Working data:
◇ ◇ ◇ ◇ ◇ ◇ ◇

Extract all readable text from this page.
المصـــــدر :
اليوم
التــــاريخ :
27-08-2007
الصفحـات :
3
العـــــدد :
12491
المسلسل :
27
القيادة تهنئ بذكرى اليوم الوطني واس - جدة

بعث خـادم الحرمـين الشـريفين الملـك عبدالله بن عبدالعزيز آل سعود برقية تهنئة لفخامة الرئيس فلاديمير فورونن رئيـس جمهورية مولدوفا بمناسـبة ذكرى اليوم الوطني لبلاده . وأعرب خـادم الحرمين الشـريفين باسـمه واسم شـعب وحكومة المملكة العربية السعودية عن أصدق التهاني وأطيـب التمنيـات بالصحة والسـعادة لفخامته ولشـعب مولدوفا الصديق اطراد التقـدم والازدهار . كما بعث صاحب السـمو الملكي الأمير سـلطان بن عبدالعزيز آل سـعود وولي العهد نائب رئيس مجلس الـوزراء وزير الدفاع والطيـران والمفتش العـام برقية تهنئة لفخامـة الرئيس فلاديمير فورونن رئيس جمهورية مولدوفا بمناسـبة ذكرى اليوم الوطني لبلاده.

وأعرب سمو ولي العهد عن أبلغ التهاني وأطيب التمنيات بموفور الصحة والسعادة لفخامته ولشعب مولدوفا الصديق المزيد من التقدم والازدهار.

◇ ◇ ◇ ◇ ◇ ◇ ◇

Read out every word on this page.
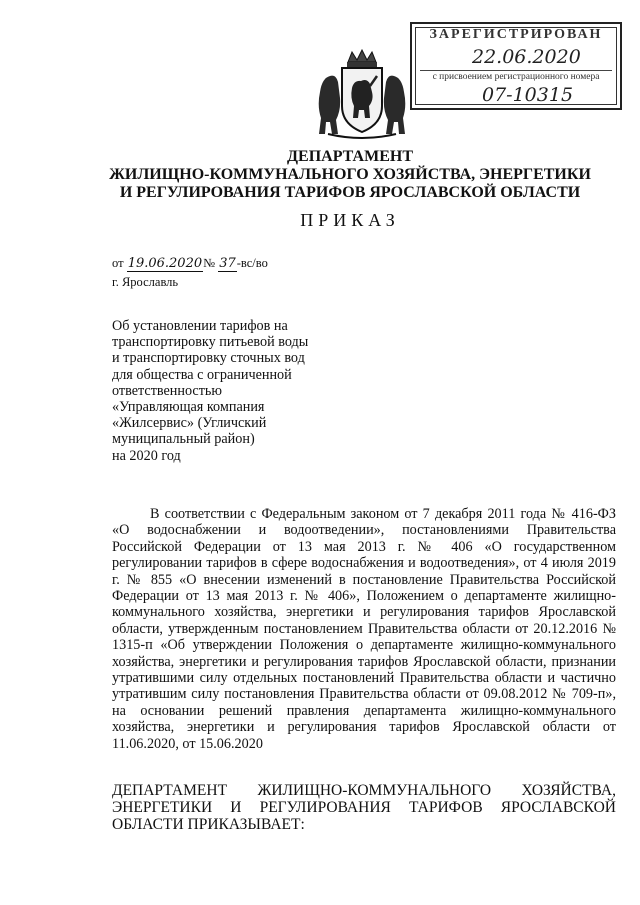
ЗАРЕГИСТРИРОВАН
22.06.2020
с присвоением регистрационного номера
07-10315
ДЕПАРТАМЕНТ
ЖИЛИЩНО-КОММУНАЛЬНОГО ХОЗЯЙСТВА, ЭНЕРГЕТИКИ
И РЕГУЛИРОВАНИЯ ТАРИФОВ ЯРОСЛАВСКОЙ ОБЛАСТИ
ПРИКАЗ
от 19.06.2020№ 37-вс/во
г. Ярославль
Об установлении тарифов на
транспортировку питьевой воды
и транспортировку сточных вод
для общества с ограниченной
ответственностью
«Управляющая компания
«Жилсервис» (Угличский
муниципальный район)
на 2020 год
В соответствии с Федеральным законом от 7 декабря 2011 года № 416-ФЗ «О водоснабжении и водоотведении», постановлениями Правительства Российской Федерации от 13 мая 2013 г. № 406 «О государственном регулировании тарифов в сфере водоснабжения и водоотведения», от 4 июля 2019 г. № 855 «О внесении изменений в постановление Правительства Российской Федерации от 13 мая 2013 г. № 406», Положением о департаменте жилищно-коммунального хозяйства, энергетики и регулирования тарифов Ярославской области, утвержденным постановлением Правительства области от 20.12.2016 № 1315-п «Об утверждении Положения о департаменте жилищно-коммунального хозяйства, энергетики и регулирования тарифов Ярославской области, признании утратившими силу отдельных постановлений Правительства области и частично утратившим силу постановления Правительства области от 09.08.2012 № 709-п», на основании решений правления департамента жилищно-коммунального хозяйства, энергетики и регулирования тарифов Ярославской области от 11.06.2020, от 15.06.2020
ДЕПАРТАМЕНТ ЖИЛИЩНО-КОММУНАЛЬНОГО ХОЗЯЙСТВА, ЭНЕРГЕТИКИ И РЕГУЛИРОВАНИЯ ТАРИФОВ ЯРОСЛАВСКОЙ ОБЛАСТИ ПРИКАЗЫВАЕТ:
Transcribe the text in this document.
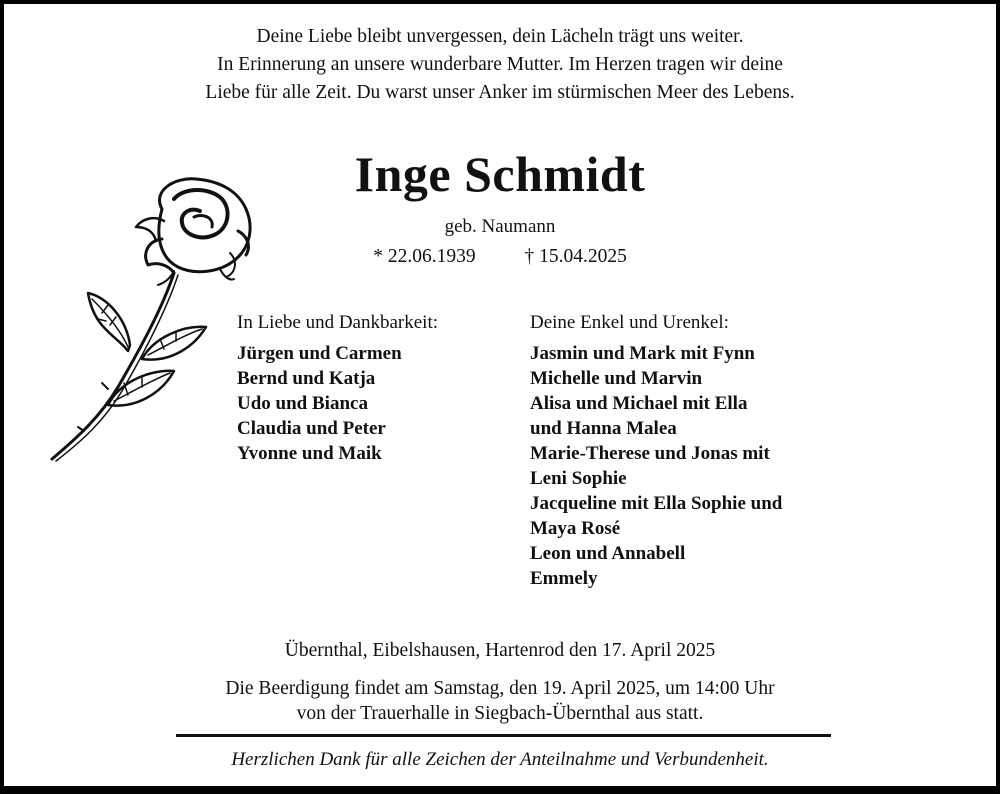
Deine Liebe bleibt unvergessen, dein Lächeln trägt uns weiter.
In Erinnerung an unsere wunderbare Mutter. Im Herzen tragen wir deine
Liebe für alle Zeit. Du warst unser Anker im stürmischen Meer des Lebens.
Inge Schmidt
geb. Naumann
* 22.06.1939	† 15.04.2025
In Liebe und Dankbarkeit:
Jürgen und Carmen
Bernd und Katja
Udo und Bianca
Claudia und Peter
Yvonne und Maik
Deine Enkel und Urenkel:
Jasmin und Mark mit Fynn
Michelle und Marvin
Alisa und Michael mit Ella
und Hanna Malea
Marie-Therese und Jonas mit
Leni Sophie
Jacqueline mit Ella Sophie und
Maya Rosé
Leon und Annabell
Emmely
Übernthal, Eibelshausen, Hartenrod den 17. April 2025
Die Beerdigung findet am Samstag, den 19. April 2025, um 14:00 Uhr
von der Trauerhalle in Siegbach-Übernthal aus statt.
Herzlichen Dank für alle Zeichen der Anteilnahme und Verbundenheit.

◇ ◇ ◇ ◇ ◇ ◇ ◇

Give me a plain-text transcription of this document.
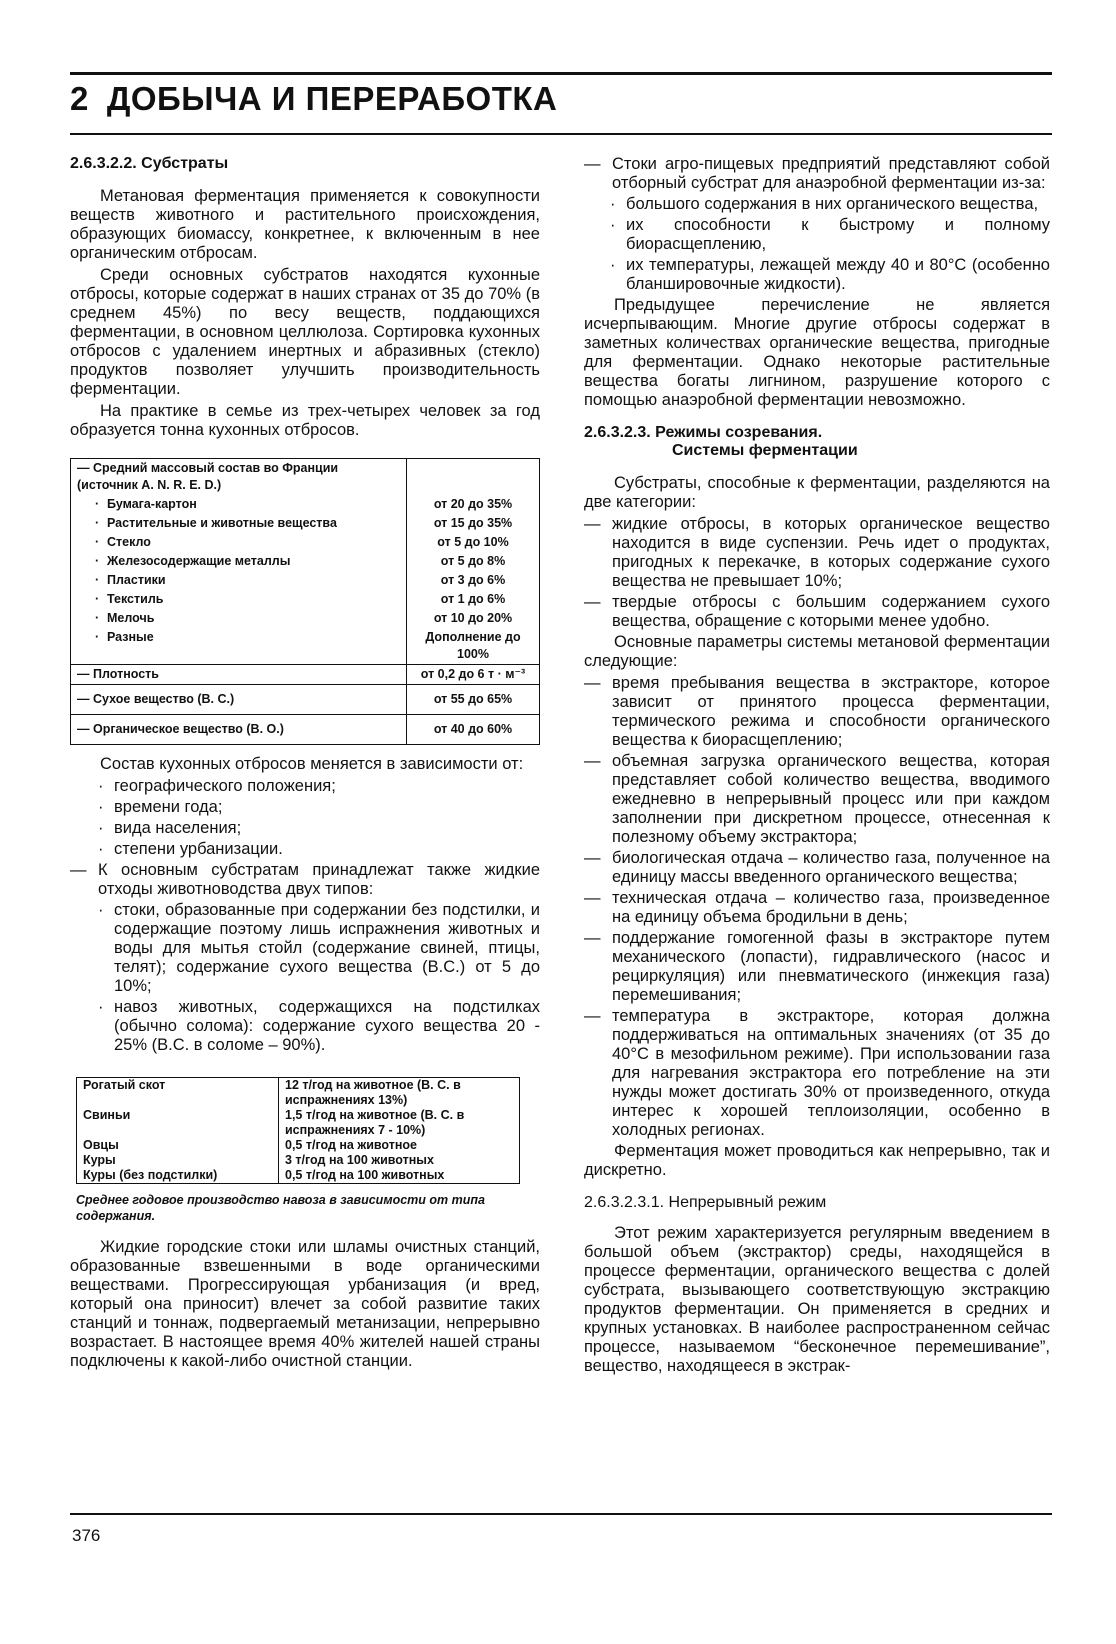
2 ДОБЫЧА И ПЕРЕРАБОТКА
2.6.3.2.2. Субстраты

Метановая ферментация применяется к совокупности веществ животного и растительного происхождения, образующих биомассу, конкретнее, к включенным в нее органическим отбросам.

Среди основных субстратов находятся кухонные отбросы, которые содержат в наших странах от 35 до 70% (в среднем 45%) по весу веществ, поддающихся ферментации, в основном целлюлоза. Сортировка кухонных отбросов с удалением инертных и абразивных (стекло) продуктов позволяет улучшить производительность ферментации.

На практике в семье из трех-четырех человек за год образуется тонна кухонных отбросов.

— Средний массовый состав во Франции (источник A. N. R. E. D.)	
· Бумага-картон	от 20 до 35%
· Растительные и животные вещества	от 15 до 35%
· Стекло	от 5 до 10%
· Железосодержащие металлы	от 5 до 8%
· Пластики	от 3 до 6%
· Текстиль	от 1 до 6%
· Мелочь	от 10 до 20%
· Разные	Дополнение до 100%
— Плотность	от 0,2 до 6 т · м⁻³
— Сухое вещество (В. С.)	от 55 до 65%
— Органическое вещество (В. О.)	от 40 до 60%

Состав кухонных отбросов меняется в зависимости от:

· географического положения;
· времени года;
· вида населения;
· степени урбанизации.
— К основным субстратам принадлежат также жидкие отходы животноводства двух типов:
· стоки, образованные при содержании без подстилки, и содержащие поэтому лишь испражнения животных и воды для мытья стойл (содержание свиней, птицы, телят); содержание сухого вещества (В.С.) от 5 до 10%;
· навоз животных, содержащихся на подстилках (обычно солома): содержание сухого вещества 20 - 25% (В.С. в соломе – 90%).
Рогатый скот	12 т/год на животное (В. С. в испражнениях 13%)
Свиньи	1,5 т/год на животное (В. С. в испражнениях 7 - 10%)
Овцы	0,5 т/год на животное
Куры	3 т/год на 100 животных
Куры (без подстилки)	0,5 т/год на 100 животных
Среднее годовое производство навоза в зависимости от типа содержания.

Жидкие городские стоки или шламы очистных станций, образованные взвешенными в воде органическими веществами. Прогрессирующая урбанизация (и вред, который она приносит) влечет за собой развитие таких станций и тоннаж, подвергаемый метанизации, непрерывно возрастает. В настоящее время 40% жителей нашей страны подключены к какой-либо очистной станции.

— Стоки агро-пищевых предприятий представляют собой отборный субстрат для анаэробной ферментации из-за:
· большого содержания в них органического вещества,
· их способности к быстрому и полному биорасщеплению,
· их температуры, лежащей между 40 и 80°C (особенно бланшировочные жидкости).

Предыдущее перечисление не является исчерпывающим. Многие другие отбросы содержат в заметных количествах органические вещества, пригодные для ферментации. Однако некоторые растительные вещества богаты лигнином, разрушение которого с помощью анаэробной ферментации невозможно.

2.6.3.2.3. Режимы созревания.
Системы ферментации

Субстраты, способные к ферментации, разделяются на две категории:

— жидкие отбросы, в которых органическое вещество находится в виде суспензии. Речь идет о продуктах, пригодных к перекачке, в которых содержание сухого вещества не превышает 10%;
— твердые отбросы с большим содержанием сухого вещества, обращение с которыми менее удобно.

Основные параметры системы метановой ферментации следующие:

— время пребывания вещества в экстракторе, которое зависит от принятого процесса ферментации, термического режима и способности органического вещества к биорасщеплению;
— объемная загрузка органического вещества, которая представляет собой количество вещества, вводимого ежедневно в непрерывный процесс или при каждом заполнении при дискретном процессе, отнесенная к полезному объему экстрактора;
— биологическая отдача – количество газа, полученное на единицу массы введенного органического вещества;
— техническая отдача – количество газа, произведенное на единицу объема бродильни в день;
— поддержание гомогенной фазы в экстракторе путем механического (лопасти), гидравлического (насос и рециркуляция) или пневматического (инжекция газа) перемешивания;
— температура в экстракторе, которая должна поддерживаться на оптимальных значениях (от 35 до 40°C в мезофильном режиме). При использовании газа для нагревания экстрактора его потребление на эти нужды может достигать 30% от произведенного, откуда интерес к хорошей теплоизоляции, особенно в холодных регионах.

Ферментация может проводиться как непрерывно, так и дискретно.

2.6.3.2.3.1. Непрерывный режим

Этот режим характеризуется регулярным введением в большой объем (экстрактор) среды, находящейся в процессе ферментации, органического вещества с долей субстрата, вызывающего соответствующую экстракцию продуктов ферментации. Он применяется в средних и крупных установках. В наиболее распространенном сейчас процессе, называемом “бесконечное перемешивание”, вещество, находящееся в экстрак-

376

◇ ◇ ◇ ◇ ◇ ◇ ◇

What to produce: Pull out every line of the records that includes the string "которая".

Response to this exercise:
— объемная загрузка органического вещества, которая представляет собой количество вещества, вводимого ежедневно в непрерывный процесс или при каждом заполнении при дискретном процессе, отнесенная к полезному объему экстрактора;
— температура в экстракторе, которая должна поддерживаться на оптимальных значениях (от 35 до 40°C в мезофильном режиме). При использовании газа для нагревания экстрактора его потребление на эти нужды может достигать 30% от произведенного, откуда интерес к хорошей теплоизоляции, особенно в холодных регионах.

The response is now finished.